#### [Prompt]
Restate all the material verbatim, except for the pictures.

* BEGIN Raw records *

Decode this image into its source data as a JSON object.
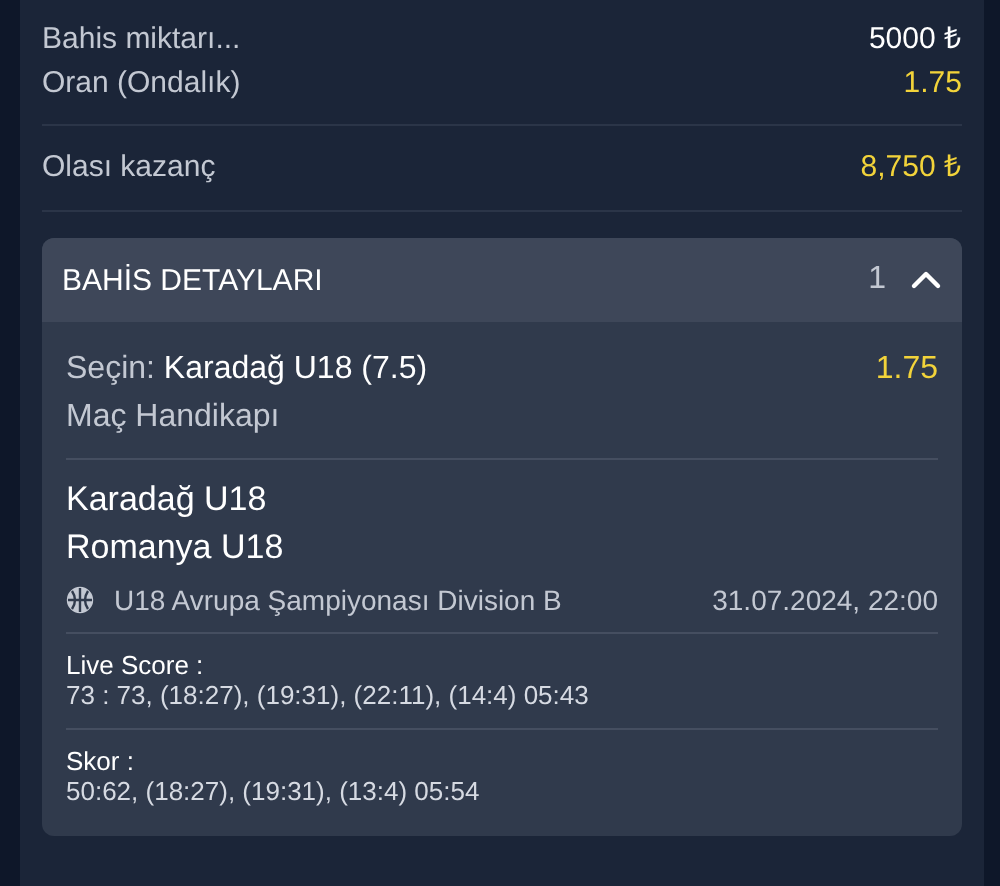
{
  "summary": [
    {
      "label": "Bahis miktarı...",
      "value": "5000 ₺",
      "highlight": false
    },
    {
      "label": "Oran (Ondalık)",
      "value": "1.75",
      "highlight": true
    }
  ],
  "potential_win": {
    "label": "Olası kazanç",
    "value": "8,750 ₺"
  },
  "details": {
    "title": "BAHİS DETAYLARI",
    "count": "1",
    "expanded": true,
    "selection": {
      "prefix": "Seçin:",
      "pick": "Karadağ U18 (7.5)",
      "odds": "1.75",
      "market": "Maç Handikapı"
    },
    "teams": [
      "Karadağ U18",
      "Romanya U18"
    ],
    "league": "U18 Avrupa Şampiyonası Division B",
    "datetime": "31.07.2024, 22:00",
    "scores": [
      {
        "label": "Live Score :",
        "value": "73 : 73, (18:27), (19:31), (22:11), (14:4) 05:43"
      },
      {
        "label": "Skor :",
        "value": "50:62, (18:27), (19:31), (13:4) 05:54"
      }
    ]
  }
}
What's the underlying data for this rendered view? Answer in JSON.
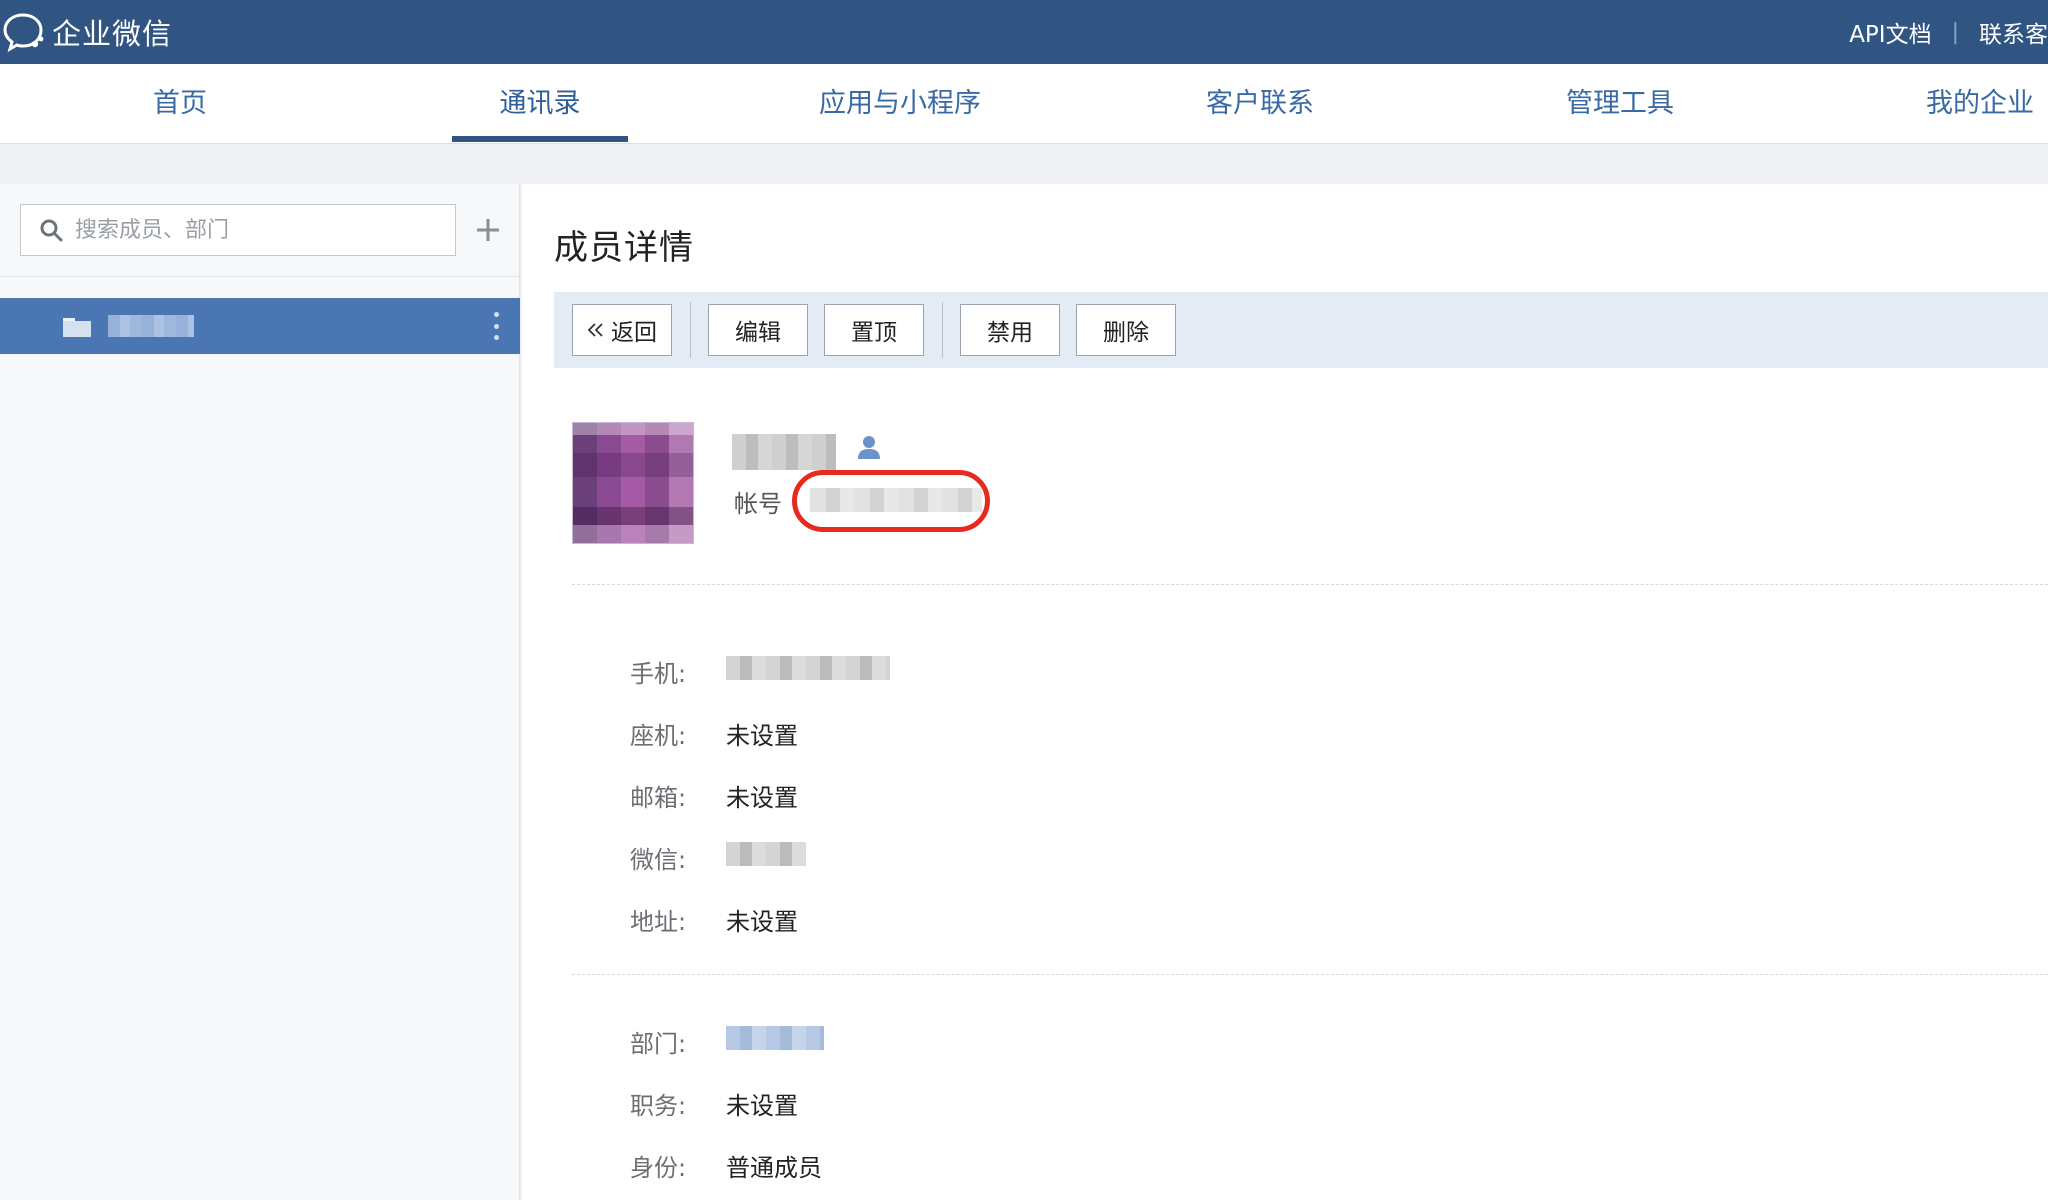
{
  "header": {
    "logo_text": "企业微信",
    "links": [
      "API文档",
      "联系客"
    ]
  },
  "nav": {
    "tabs": [
      {
        "label": "首页",
        "active": false
      },
      {
        "label": "通讯录",
        "active": true
      },
      {
        "label": "应用与小程序",
        "active": false
      },
      {
        "label": "客户联系",
        "active": false
      },
      {
        "label": "管理工具",
        "active": false
      },
      {
        "label": "我的企业",
        "active": false
      }
    ]
  },
  "sidebar": {
    "search_placeholder": "搜索成员、部门",
    "add_icon": "plus-icon",
    "selected_department": {
      "icon": "folder-icon",
      "more_icon": "vertical-dots-icon"
    }
  },
  "main": {
    "title": "成员详情",
    "toolbar": {
      "back": "返回",
      "back_icon": "double-chevron-left-icon",
      "edit": "编辑",
      "pin": "置顶",
      "disable": "禁用",
      "delete": "删除"
    },
    "member": {
      "account_label": "帐号",
      "member_icon": "person-icon"
    },
    "contact_fields": [
      {
        "label": "手机:",
        "value": ""
      },
      {
        "label": "座机:",
        "value": "未设置"
      },
      {
        "label": "邮箱:",
        "value": "未设置"
      },
      {
        "label": "微信:",
        "value": ""
      },
      {
        "label": "地址:",
        "value": "未设置"
      }
    ],
    "org_fields": [
      {
        "label": "部门:",
        "value": ""
      },
      {
        "label": "职务:",
        "value": "未设置"
      },
      {
        "label": "身份:",
        "value": "普通成员"
      }
    ]
  },
  "colors": {
    "topbar": "#315582",
    "accent": "#2f5583",
    "selected_row": "#4a77b3",
    "toolbar_bg": "#e4ebf4",
    "highlight_circle": "#e8291e"
  }
}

* END Raw records *

#### [Answer for the task]
Decode this image into its source data as a JSON object.
{
  "summary": [
    {
      "label": "Bahis miktarı...",
      "value": "5000 ₺",
      "highlight": false
    },
    {
      "label": "Oran (Ondalık)",
      "value": "1.75",
      "highlight": true
    }
  ],
  "potential_win": {
    "label": "Olası kazanç",
    "value": "8,750 ₺"
  },
  "details": {
    "title": "BAHİS DETAYLARI",
    "count": "1",
    "expanded": true,
    "selection": {
      "prefix": "Seçin:",
      "pick": "Karadağ U18 (7.5)",
      "odds": "1.75",
      "market": "Maç Handikapı"
    },
    "teams": [
      "Karadağ U18",
      "Romanya U18"
    ],
    "league": "U18 Avrupa Şampiyonası Division B",
    "datetime": "31.07.2024, 22:00",
    "scores": [
      {
        "label": "Live Score :",
        "value": "73 : 73, (18:27), (19:31), (22:11), (14:4) 05:43"
      },
      {
        "label": "Skor :",
        "value": "50:62, (18:27), (19:31), (13:4) 05:54"
      }
    ]
  }
}
What's the underlying data for this rendered view? Answer in JSON.
{
  "header": {
    "logo_text": "企业微信",
    "links": [
      "API文档",
      "联系客"
    ]
  },
  "nav": {
    "tabs": [
      {
        "label": "首页",
        "active": false
      },
      {
        "label": "通讯录",
        "active": true
      },
      {
        "label": "应用与小程序",
        "active": false
      },
      {
        "label": "客户联系",
        "active": false
      },
      {
        "label": "管理工具",
        "active": false
      },
      {
        "label": "我的企业",
        "active": false
      }
    ]
  },
  "sidebar": {
    "search_placeholder": "搜索成员、部门",
    "add_icon": "plus-icon",
    "selected_department": {
      "icon": "folder-icon",
      "more_icon": "vertical-dots-icon"
    }
  },
  "main": {
    "title": "成员详情",
    "toolbar": {
      "back": "返回",
      "back_icon": "double-chevron-left-icon",
      "edit": "编辑",
      "pin": "置顶",
      "disable": "禁用",
      "delete": "删除"
    },
    "member": {
      "account_label": "帐号",
      "member_icon": "person-icon"
    },
    "contact_fields": [
      {
        "label": "手机:",
        "value": ""
      },
      {
        "label": "座机:",
        "value": "未设置"
      },
      {
        "label": "邮箱:",
        "value": "未设置"
      },
      {
        "label": "微信:",
        "value": ""
      },
      {
        "label": "地址:",
        "value": "未设置"
      }
    ],
    "org_fields": [
      {
        "label": "部门:",
        "value": ""
      },
      {
        "label": "职务:",
        "value": "未设置"
      },
      {
        "label": "身份:",
        "value": "普通成员"
      }
    ]
  },
  "colors": {
    "topbar": "#315582",
    "accent": "#2f5583",
    "selected_row": "#4a77b3",
    "toolbar_bg": "#e4ebf4",
    "highlight_circle": "#e8291e"
  }
}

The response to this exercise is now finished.